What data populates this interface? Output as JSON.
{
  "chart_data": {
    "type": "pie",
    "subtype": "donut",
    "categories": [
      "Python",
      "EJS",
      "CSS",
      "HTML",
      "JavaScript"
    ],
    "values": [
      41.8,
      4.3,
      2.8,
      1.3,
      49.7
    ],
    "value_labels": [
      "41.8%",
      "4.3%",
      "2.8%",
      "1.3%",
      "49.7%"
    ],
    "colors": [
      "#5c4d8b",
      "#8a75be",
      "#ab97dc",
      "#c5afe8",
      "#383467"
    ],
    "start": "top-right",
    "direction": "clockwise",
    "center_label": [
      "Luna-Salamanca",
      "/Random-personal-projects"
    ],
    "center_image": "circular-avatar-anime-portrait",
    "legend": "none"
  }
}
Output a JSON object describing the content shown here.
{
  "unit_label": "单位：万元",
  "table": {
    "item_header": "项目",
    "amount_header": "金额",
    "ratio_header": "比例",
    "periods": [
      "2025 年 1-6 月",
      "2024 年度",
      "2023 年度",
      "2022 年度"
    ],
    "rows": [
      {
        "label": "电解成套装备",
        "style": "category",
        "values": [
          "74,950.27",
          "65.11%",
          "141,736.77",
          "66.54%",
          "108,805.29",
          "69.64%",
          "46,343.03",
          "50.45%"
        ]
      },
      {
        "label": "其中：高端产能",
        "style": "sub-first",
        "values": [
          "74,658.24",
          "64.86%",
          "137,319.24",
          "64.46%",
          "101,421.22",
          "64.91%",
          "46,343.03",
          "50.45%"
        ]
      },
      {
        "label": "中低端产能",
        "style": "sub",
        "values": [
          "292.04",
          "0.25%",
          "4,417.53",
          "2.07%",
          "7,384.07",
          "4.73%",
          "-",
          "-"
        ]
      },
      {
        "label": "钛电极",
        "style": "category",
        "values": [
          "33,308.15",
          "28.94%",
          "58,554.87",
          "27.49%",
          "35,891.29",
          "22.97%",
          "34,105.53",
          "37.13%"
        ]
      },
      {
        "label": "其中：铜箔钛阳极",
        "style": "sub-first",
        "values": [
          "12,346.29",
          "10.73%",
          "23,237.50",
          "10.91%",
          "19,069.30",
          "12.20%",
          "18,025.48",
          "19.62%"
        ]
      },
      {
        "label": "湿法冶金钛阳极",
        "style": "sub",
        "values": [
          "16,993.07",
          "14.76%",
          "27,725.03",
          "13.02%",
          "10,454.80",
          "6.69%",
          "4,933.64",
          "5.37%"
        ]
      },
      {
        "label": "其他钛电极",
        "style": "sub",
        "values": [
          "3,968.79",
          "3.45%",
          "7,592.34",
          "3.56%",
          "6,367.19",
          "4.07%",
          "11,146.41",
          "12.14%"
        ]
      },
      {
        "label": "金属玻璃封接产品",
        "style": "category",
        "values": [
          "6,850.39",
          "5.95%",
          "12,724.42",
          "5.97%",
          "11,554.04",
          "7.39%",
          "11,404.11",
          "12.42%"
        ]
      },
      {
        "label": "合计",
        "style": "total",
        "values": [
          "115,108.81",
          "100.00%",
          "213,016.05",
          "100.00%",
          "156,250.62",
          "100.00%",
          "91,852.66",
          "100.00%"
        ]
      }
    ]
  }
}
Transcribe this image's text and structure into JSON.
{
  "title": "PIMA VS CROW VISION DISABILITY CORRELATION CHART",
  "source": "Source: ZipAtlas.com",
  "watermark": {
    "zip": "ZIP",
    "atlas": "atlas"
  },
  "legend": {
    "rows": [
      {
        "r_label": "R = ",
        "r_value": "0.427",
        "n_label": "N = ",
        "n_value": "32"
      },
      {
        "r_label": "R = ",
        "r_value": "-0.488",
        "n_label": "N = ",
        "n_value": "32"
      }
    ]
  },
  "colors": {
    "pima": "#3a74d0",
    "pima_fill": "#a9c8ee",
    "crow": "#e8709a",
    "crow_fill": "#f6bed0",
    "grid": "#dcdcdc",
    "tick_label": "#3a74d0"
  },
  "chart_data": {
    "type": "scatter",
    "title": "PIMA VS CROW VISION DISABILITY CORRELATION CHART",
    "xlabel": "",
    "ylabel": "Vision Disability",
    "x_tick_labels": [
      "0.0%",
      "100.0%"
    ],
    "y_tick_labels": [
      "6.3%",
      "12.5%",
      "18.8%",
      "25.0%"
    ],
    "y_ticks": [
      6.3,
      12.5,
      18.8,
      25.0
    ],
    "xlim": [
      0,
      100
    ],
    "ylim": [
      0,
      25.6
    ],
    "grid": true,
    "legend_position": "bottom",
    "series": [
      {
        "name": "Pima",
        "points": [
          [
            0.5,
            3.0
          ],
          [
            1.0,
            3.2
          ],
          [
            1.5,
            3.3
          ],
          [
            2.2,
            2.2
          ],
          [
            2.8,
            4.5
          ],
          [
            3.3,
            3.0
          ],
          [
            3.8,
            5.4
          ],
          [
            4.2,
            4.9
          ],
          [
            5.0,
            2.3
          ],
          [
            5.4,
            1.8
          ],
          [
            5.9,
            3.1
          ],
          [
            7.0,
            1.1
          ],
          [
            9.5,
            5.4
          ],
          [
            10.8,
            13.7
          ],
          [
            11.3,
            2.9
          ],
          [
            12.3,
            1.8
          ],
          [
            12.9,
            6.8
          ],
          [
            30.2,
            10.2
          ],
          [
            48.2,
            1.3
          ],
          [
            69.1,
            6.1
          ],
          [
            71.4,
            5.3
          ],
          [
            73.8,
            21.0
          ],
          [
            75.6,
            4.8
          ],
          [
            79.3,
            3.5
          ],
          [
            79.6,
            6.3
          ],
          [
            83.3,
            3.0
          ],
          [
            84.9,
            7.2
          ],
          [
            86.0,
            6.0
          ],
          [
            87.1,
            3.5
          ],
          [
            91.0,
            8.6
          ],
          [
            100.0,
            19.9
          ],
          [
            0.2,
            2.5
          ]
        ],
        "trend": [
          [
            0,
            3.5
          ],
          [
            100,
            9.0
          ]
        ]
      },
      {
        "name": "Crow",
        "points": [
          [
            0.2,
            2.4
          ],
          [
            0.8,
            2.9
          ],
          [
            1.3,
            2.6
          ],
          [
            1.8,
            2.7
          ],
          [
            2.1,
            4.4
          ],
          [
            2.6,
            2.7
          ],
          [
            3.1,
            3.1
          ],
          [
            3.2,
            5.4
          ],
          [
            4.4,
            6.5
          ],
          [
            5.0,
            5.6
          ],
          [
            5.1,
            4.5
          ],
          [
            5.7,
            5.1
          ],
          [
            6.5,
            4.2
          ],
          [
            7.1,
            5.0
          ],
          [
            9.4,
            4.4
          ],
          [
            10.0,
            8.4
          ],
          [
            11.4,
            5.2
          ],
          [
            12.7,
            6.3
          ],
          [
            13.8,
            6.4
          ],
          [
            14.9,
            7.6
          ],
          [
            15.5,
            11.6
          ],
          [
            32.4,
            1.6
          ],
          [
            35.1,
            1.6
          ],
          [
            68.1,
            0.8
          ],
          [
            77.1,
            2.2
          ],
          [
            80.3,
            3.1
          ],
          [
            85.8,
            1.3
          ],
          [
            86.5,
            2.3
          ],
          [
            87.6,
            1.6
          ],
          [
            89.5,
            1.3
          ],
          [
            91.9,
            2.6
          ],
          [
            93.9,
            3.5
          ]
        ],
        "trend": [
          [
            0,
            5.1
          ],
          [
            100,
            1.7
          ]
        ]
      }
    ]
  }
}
_____
Look through the entries above for the word "Output". Copy every line where it shows up.

TASK RESULT –
What data populates this interface? Output as JSON.
Output a JSON object describing the content shown here.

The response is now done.